§ GOAL OF THE EXERCISE
Transcribe the data that follows without changing a word, and omit the pictures.

• • • • • • •

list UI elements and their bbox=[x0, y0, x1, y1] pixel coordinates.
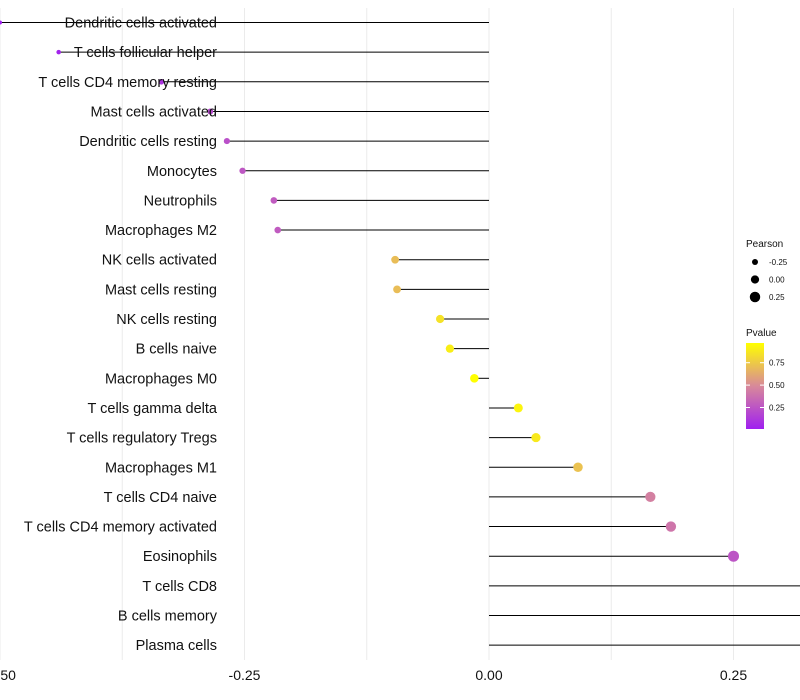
category-label: Neutrophils bbox=[144, 193, 217, 209]
category-label: Mast cells resting bbox=[105, 282, 217, 298]
category-label: Dendritic cells activated bbox=[65, 16, 217, 32]
point-dendritic-cells-activated bbox=[0, 20, 2, 25]
legend-size-dot bbox=[749, 291, 761, 303]
legend-size-label: -0.25 bbox=[769, 258, 788, 267]
point-neutrophils bbox=[270, 197, 278, 204]
category-label: B cells naive bbox=[136, 342, 217, 358]
legend-pearson-title: Pearson bbox=[746, 239, 783, 250]
x-tick-label: -0.25 bbox=[229, 667, 261, 683]
legend-pvalue-colorbar bbox=[746, 343, 764, 429]
point-nk-cells-activated bbox=[391, 255, 399, 264]
point-t-cells-cd4-naive bbox=[645, 491, 656, 503]
category-label: B cells memory bbox=[118, 609, 218, 625]
point-t-cells-regulatory-tregs bbox=[531, 433, 541, 443]
category-label: Mast cells activated bbox=[90, 104, 217, 120]
legend-pvalue-label: 0.25 bbox=[769, 404, 785, 413]
legend-size-label: 0.25 bbox=[769, 293, 785, 302]
point-b-cells-naive bbox=[445, 344, 455, 353]
category-label: T cells regulatory Tregs bbox=[67, 431, 217, 447]
category-label: Plasma cells bbox=[136, 638, 217, 654]
category-label: Dendritic cells resting bbox=[79, 134, 217, 150]
point-t-cells-gamma-delta bbox=[513, 403, 523, 413]
category-label: NK cells activated bbox=[102, 253, 217, 269]
point-macrophages-m2 bbox=[274, 226, 282, 234]
legend-size-dot bbox=[750, 275, 760, 284]
points bbox=[0, 20, 739, 562]
legend-pearson: Pearson -0.25 0.00 0.25 bbox=[746, 239, 788, 303]
category-label: Eosinophils bbox=[143, 549, 217, 565]
point-t-cells-follicular-helper bbox=[56, 49, 61, 55]
point-t-cells-cd4-memory-activated bbox=[665, 521, 677, 532]
point-mast-cells-activated bbox=[207, 108, 214, 115]
legend-size-dot bbox=[751, 258, 759, 266]
grid bbox=[0, 8, 734, 660]
point-eosinophils bbox=[728, 550, 739, 562]
stems bbox=[0, 22, 800, 646]
point-macrophages-m0 bbox=[470, 374, 479, 383]
x-tick-label: -0.50 bbox=[0, 667, 16, 683]
category-label: T cells follicular helper bbox=[74, 45, 217, 61]
category-label: T cells CD4 naive bbox=[104, 490, 217, 506]
point-t-cells-cd4-memory-resting bbox=[158, 79, 165, 85]
category-label: T cells CD4 memory activated bbox=[24, 520, 217, 536]
x-tick-label: 0.25 bbox=[720, 667, 747, 683]
point-dendritic-cells-resting bbox=[223, 138, 230, 145]
x-axis-ticks: -0.50 -0.25 0.00 0.25 bbox=[0, 667, 747, 683]
category-label: T cells CD4 memory resting bbox=[38, 75, 217, 91]
legend-pvalue: Pvalue 0.75 0.50 0.25 bbox=[746, 328, 785, 429]
category-label: Monocytes bbox=[147, 164, 217, 180]
point-monocytes bbox=[239, 167, 246, 174]
x-tick-label: 0.00 bbox=[475, 667, 502, 683]
point-mast-cells-resting bbox=[393, 285, 401, 294]
point-nk-cells-resting bbox=[436, 314, 445, 324]
category-label: Macrophages M0 bbox=[105, 371, 217, 387]
category-label: T cells gamma delta bbox=[88, 401, 218, 417]
category-label: T cells CD8 bbox=[142, 579, 217, 595]
category-label: NK cells resting bbox=[116, 312, 217, 328]
legend-pvalue-title: Pvalue bbox=[746, 328, 777, 339]
legend-pvalue-label: 0.50 bbox=[769, 381, 785, 390]
category-label: Macrophages M2 bbox=[105, 223, 217, 239]
legend-pvalue-label: 0.75 bbox=[769, 359, 785, 368]
category-labels: Dendritic cells activated T cells follicu… bbox=[24, 16, 218, 655]
point-macrophages-m1 bbox=[573, 462, 583, 473]
category-label: Macrophages M1 bbox=[105, 460, 217, 476]
legend-size-label: 0.00 bbox=[769, 276, 785, 285]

• • • • • • •

§ ANSWER SPACE
list UI elements and their bbox=[x0, y0, x1, y1] pixel coordinates.
category-label: Neutrophils bbox=[144, 193, 217, 209]
category-label: Mast cells resting bbox=[105, 282, 217, 298]
category-label: Dendritic cells activated bbox=[65, 16, 217, 32]
point-dendritic-cells-activated bbox=[0, 20, 2, 25]
legend-size-dot bbox=[749, 291, 761, 303]
legend-size-label: -0.25 bbox=[769, 258, 788, 267]
point-neutrophils bbox=[270, 197, 278, 204]
category-label: B cells naive bbox=[136, 342, 217, 358]
legend-pearson-title: Pearson bbox=[746, 239, 783, 250]
x-tick-label: -0.25 bbox=[229, 667, 261, 683]
legend-pvalue-colorbar bbox=[746, 343, 764, 429]
point-nk-cells-activated bbox=[391, 255, 399, 264]
point-t-cells-cd4-naive bbox=[645, 491, 656, 503]
category-label: B cells memory bbox=[118, 609, 218, 625]
point-t-cells-regulatory-tregs bbox=[531, 433, 541, 443]
category-label: Mast cells activated bbox=[90, 104, 217, 120]
legend-pvalue-label: 0.25 bbox=[769, 404, 785, 413]
legend-size-label: 0.25 bbox=[769, 293, 785, 302]
point-b-cells-naive bbox=[445, 344, 455, 353]
category-label: T cells regulatory Tregs bbox=[67, 431, 217, 447]
category-label: Plasma cells bbox=[136, 638, 217, 654]
category-label: Dendritic cells resting bbox=[79, 134, 217, 150]
point-t-cells-gamma-delta bbox=[513, 403, 523, 413]
category-label: NK cells activated bbox=[102, 253, 217, 269]
point-macrophages-m2 bbox=[274, 226, 282, 234]
legend-size-dot bbox=[750, 275, 760, 284]
points bbox=[0, 20, 739, 562]
legend-pearson: Pearson -0.25 0.00 0.25 bbox=[746, 239, 788, 303]
category-label: Eosinophils bbox=[143, 549, 217, 565]
point-t-cells-follicular-helper bbox=[56, 49, 61, 55]
point-t-cells-cd4-memory-activated bbox=[665, 521, 677, 532]
point-mast-cells-activated bbox=[207, 108, 214, 115]
legend-size-dot bbox=[751, 258, 759, 266]
grid bbox=[0, 8, 734, 660]
point-eosinophils bbox=[728, 550, 739, 562]
stems bbox=[0, 22, 800, 646]
point-macrophages-m0 bbox=[470, 374, 479, 383]
x-tick-label: -0.50 bbox=[0, 667, 16, 683]
category-label: T cells follicular helper bbox=[74, 45, 217, 61]
category-label: T cells CD4 naive bbox=[104, 490, 217, 506]
point-t-cells-cd4-memory-resting bbox=[158, 79, 165, 85]
category-label: T cells CD4 memory activated bbox=[24, 520, 217, 536]
x-tick-label: 0.25 bbox=[720, 667, 747, 683]
point-dendritic-cells-resting bbox=[223, 138, 230, 145]
x-axis-ticks: -0.50 -0.25 0.00 0.25 bbox=[0, 667, 747, 683]
category-label: T cells CD4 memory resting bbox=[38, 75, 217, 91]
legend-pvalue: Pvalue 0.75 0.50 0.25 bbox=[746, 328, 785, 429]
category-label: Monocytes bbox=[147, 164, 217, 180]
point-monocytes bbox=[239, 167, 246, 174]
x-tick-label: 0.00 bbox=[475, 667, 502, 683]
point-mast-cells-resting bbox=[393, 285, 401, 294]
point-nk-cells-resting bbox=[436, 314, 445, 324]
category-label: Macrophages M0 bbox=[105, 371, 217, 387]
category-label: T cells gamma delta bbox=[88, 401, 218, 417]
category-label: T cells CD8 bbox=[142, 579, 217, 595]
category-label: NK cells resting bbox=[116, 312, 217, 328]
legend-pvalue-title: Pvalue bbox=[746, 328, 777, 339]
legend-pvalue-label: 0.50 bbox=[769, 381, 785, 390]
category-label: Macrophages M2 bbox=[105, 223, 217, 239]
legend-pvalue-label: 0.75 bbox=[769, 359, 785, 368]
category-labels: Dendritic cells activated T cells follicu… bbox=[24, 16, 218, 655]
point-macrophages-m1 bbox=[573, 462, 583, 473]
category-label: Macrophages M1 bbox=[105, 460, 217, 476]
legend-size-label: 0.00 bbox=[769, 276, 785, 285]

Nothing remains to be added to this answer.